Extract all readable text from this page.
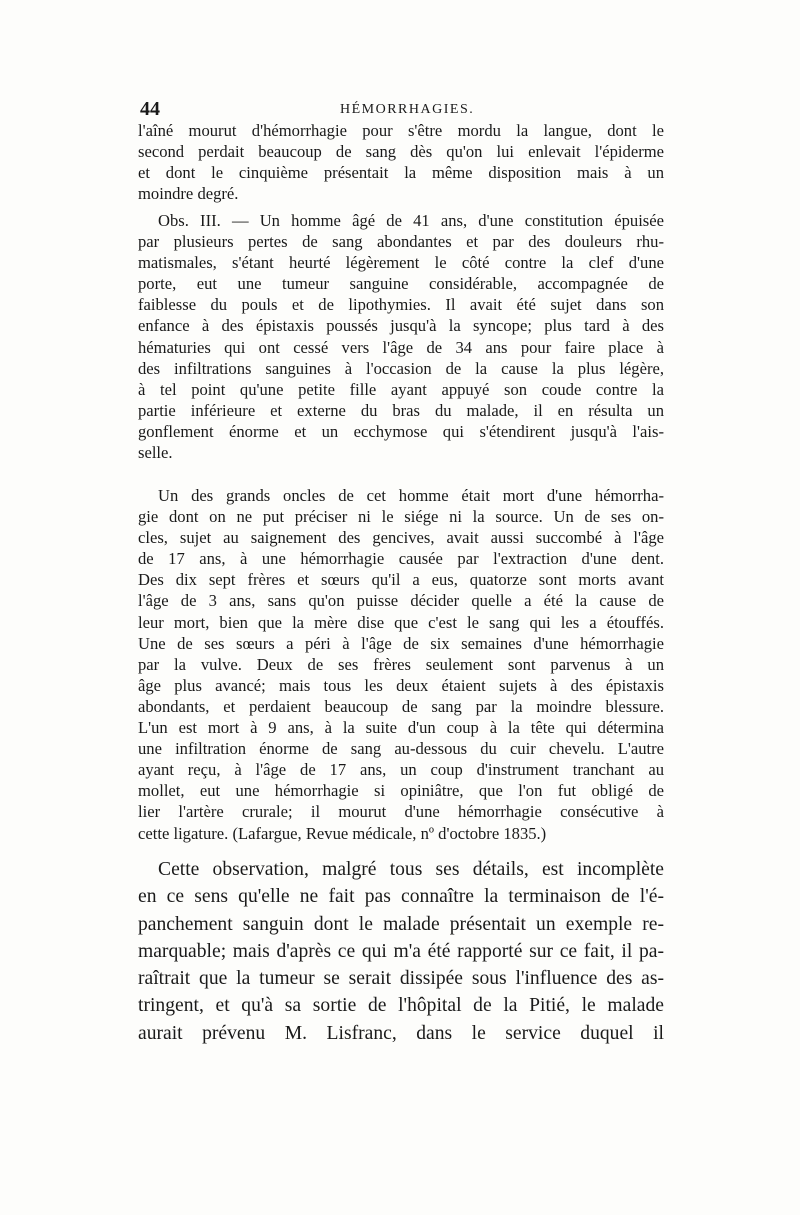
44	HÉMORRHAGIES.
l'aîné mourut d'hémorrhagie pour s'être mordu la langue, dont le
second perdait beaucoup de sang dès qu'on lui enlevait l'épiderme
et dont le cinquième présentait la même disposition mais à un
moindre degré.
Obs. III. — Un homme âgé de 41 ans, d'une constitution épuisée
par plusieurs pertes de sang abondantes et par des douleurs rhu-
matismales, s'étant heurté légèrement le côté contre la clef d'une
porte, eut une tumeur sanguine considérable, accompagnée de
faiblesse du pouls et de lipothymies. Il avait été sujet dans son
enfance à des épistaxis poussés jusqu'à la syncope; plus tard à des
hématuries qui ont cessé vers l'âge de 34 ans pour faire place à
des infiltrations sanguines à l'occasion de la cause la plus légère,
à tel point qu'une petite fille ayant appuyé son coude contre la
partie inférieure et externe du bras du malade, il en résulta un
gonflement énorme et un ecchymose qui s'étendirent jusqu'à l'ais-
selle.
Un des grands oncles de cet homme était mort d'une hémorrha-
gie dont on ne put préciser ni le siége ni la source. Un de ses on-
cles, sujet au saignement des gencives, avait aussi succombé à l'âge
de 17 ans, à une hémorrhagie causée par l'extraction d'une dent.
Des dix sept frères et sœurs qu'il a eus, quatorze sont morts avant
l'âge de 3 ans, sans qu'on puisse décider quelle a été la cause de
leur mort, bien que la mère dise que c'est le sang qui les a étouffés.
Une de ses sœurs a péri à l'âge de six semaines d'une hémorrhagie
par la vulve. Deux de ses frères seulement sont parvenus à un
âge plus avancé; mais tous les deux étaient sujets à des épistaxis
abondants, et perdaient beaucoup de sang par la moindre blessure.
L'un est mort à 9 ans, à la suite d'un coup à la tête qui détermina
une infiltration énorme de sang au-dessous du cuir chevelu. L'autre
ayant reçu, à l'âge de 17 ans, un coup d'instrument tranchant au
mollet, eut une hémorrhagie si opiniâtre, que l'on fut obligé de
lier l'artère crurale; il mourut d'une hémorrhagie consécutive à
cette ligature. (Lafargue, Revue médicale, nº d'octobre 1835.)
Cette observation, malgré tous ses détails, est incomplète
en ce sens qu'elle ne fait pas connaître la terminaison de l'é-
panchement sanguin dont le malade présentait un exemple re-
marquable; mais d'après ce qui m'a été rapporté sur ce fait, il pa-
raîtrait que la tumeur se serait dissipée sous l'influence des as-
tringent, et qu'à sa sortie de l'hôpital de la Pitié, le malade
aurait prévenu M. Lisfranc, dans le service duquel il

*TASK INSTRUCTIONS*
Report how many lines of the listing hold the string "sont", giving only the number.

*COMPLETE ANSWER*
2